— Begin Entries provided —
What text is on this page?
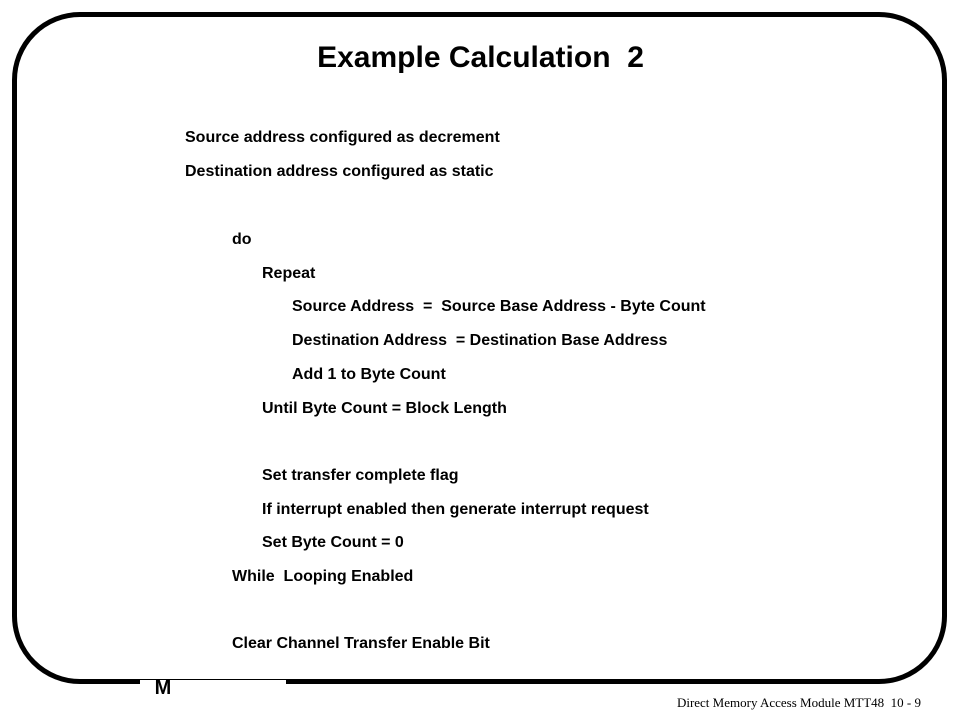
Example Calculation  2
Source address configured as decrement
Destination address configured as static
do
Repeat
Source Address  =  Source Base Address - Byte Count
Destination Address  = Destination Base Address
Add 1 to Byte Count
Until Byte Count = Block Length
Set transfer complete flag
If interrupt enabled then generate interrupt request
Set Byte Count = 0
While  Looping Enabled
Clear Channel Transfer Enable Bit
M
Direct Memory Access Module MTT48  10 - 9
— End Entries provided —
- **Task statement**
Reproduce all the entries that precede this task, word for word, minus any pictures.

- **Response**
What text is on this page?
Example Calculation  2
Source address configured as decrement
Destination address configured as static
do
Repeat
Source Address  =  Source Base Address - Byte Count
Destination Address  = Destination Base Address
Add 1 to Byte Count
Until Byte Count = Block Length
Set transfer complete flag
If interrupt enabled then generate interrupt request
Set Byte Count = 0
While  Looping Enabled
Clear Channel Transfer Enable Bit
M
Direct Memory Access Module MTT48  10 - 9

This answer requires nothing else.